-- start Record extracts --
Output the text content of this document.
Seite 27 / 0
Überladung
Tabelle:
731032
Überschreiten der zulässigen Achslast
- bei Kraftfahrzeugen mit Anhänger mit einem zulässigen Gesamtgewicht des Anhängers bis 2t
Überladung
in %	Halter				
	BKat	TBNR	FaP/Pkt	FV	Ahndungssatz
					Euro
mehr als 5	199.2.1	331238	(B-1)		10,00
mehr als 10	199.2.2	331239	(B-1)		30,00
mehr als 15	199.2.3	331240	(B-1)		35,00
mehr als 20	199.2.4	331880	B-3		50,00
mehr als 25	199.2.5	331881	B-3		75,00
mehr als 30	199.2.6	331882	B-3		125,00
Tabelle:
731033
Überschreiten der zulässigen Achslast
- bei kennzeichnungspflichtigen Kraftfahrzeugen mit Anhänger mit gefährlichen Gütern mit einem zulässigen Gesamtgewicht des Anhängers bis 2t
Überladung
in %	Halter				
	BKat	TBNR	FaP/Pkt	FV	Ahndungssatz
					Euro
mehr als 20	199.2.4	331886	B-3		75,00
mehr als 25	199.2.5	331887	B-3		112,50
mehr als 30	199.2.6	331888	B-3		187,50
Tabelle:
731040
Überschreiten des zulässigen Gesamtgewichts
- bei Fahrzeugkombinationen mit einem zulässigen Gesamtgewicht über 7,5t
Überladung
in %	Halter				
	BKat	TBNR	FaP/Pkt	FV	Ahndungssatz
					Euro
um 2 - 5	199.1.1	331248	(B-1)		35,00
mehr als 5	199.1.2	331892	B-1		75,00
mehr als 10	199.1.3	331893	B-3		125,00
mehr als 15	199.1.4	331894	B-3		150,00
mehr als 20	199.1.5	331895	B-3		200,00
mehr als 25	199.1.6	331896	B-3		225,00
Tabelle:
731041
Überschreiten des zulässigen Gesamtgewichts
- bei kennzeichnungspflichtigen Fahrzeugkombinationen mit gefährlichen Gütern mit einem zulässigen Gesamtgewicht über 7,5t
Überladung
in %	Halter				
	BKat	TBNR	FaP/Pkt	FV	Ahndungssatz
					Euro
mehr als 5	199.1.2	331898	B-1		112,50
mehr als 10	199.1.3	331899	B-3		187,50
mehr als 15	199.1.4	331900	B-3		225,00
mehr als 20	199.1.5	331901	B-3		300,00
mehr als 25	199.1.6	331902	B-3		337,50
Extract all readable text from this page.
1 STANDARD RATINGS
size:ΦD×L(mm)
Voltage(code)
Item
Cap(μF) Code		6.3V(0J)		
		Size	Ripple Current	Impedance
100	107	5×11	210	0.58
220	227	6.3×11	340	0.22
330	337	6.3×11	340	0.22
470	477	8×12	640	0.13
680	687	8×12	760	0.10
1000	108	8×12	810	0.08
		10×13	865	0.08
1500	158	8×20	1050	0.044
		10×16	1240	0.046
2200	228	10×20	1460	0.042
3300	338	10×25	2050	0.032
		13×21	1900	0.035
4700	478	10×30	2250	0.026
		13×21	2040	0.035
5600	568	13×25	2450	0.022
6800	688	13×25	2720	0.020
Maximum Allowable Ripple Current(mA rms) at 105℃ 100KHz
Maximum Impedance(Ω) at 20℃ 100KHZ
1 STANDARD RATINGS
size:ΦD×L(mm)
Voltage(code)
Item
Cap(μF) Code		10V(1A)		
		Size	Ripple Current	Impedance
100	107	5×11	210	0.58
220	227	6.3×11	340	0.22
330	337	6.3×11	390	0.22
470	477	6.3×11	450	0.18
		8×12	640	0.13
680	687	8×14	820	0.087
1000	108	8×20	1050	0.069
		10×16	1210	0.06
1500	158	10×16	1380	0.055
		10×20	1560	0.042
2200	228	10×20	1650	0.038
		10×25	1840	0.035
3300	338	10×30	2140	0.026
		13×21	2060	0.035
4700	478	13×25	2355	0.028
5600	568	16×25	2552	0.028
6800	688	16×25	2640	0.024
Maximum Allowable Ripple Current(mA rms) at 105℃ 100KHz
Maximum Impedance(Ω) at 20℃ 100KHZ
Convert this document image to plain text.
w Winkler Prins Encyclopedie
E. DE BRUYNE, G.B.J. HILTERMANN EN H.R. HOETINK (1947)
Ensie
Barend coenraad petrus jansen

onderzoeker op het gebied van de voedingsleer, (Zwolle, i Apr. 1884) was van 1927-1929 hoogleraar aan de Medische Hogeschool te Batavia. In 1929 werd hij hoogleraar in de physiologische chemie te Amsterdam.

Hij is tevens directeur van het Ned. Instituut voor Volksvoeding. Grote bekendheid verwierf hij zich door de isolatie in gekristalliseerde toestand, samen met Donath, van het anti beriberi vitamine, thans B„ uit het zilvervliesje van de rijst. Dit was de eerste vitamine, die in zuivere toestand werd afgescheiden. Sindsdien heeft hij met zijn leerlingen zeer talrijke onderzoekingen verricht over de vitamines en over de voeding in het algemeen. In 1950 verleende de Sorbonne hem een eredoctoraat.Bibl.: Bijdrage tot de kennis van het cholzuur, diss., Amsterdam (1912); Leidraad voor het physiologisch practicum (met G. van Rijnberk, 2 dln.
-- end Record extracts --
[Description of the task]
Gather every line from the listing above in which "Amsterdam" appears, and copy those lines.

[Answer for this exercise]
onderzoeker op het gebied van de voedingsleer, (Zwolle, i Apr. 1884) was van 1927-1929 hoogleraar aan de Medische Hogeschool te Batavia. In 1929 werd hij hoogleraar in de physiologische chemie te Amsterdam.
Hij is tevens directeur van het Ned. Instituut voor Volksvoeding. Grote bekendheid verwierf hij zich door de isolatie in gekristalliseerde toestand, samen met Donath, van het anti beriberi vitamine, thans B„ uit het zilvervliesje van de rijst. Dit was de eerste vitamine, die in zuivere toestand werd afgescheiden. Sindsdien heeft hij met zijn leerlingen zeer talrijke onderzoekingen verricht over de vitamines en over de voeding in het algemeen. In 1950 verleende de Sorbonne hem een eredoctoraat.Bibl.: Bijdrage tot de kennis van het cholzuur, diss., Amsterdam (1912); Leidraad voor het physiologisch practicum (met G. van Rijnberk, 2 dln.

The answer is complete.